:: Set problem ::
Repeat the records in full and exactly, omitting pictures.

— Begin —

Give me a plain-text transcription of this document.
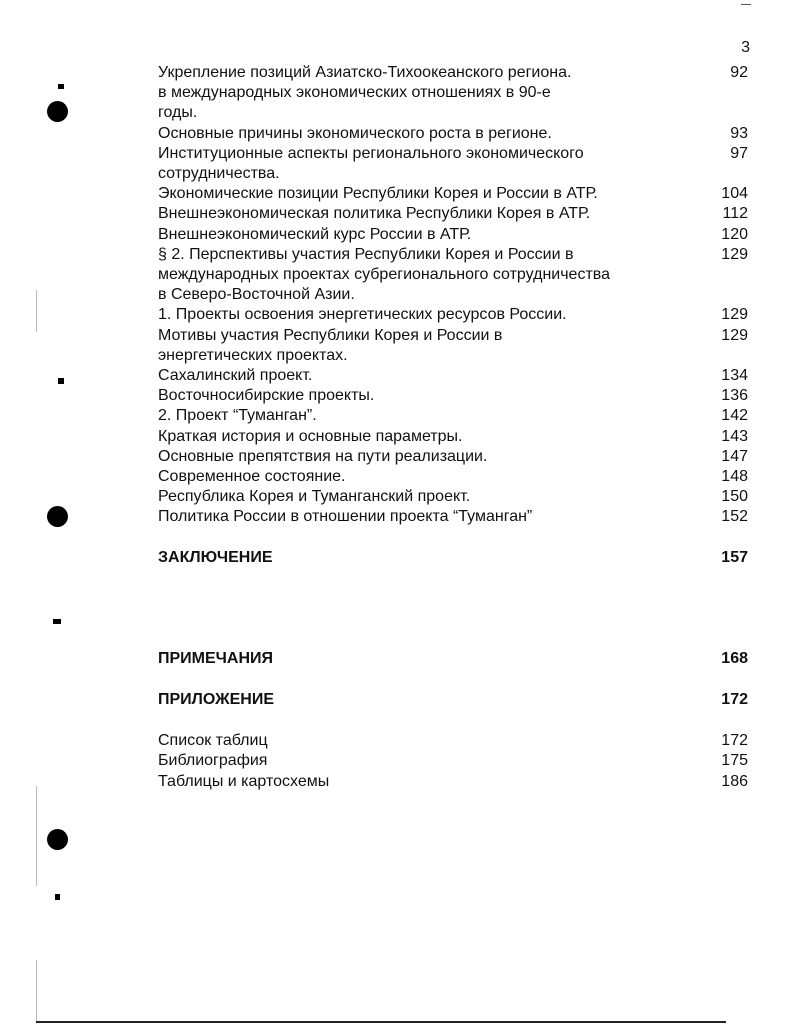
3
Укрепление позиций Азиатско-Тихоокеанского региона.
в международных экономических отношениях в 90-е
годы.
92
Основные причины экономического роста в регионе.	93
Институционные аспекты регионального экономического
сотрудничества.
97
Экономические позиции Республики Корея и России в АТР.	104
Внешнеэкономическая политика Республики Корея в АТР.	112
Внешнеэкономический курс России в АТР.	120
§ 2. Перспективы участия Республики Корея и России в
международных проектах субрегионального сотрудничества
в Северо-Восточной Азии.
129
1. Проекты освоения энергетических ресурсов России.	129
Мотивы участия Республики Корея и России в
энергетических проектах.
129
Сахалинский проект.	134
Восточносибирские проекты.	136
2. Проект “Туманган”.	142
Краткая история и основные параметры.	143
Основные препятствия на пути реализации.	147
Современное состояние.	148
Республика Корея и Туманганский проект.	150
Политика России в отношении проекта “Туманган”	152
ЗАКЛЮЧЕНИЕ	157
ПРИМЕЧАНИЯ	168
ПРИЛОЖЕНИЕ	172
Список таблиц	172
Библиография	175
Таблицы и картосхемы	186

— End —

:: Output ::
Give me a plain-text transcription of this document.
3
Укрепление позиций Азиатско-Тихоокеанского региона.
в международных экономических отношениях в 90-е
годы.
92
Основные причины экономического роста в регионе.	93
Институционные аспекты регионального экономического
сотрудничества.
97
Экономические позиции Республики Корея и России в АТР.	104
Внешнеэкономическая политика Республики Корея в АТР.	112
Внешнеэкономический курс России в АТР.	120
§ 2. Перспективы участия Республики Корея и России в
международных проектах субрегионального сотрудничества
в Северо-Восточной Азии.
129
1. Проекты освоения энергетических ресурсов России.	129
Мотивы участия Республики Корея и России в
энергетических проектах.
129
Сахалинский проект.	134
Восточносибирские проекты.	136
2. Проект “Туманган”.	142
Краткая история и основные параметры.	143
Основные препятствия на пути реализации.	147
Современное состояние.	148
Республика Корея и Туманганский проект.	150
Политика России в отношении проекта “Туманган”	152
ЗАКЛЮЧЕНИЕ	157
ПРИМЕЧАНИЯ	168
ПРИЛОЖЕНИЕ	172
Список таблиц	172
Библиография	175
Таблицы и картосхемы	186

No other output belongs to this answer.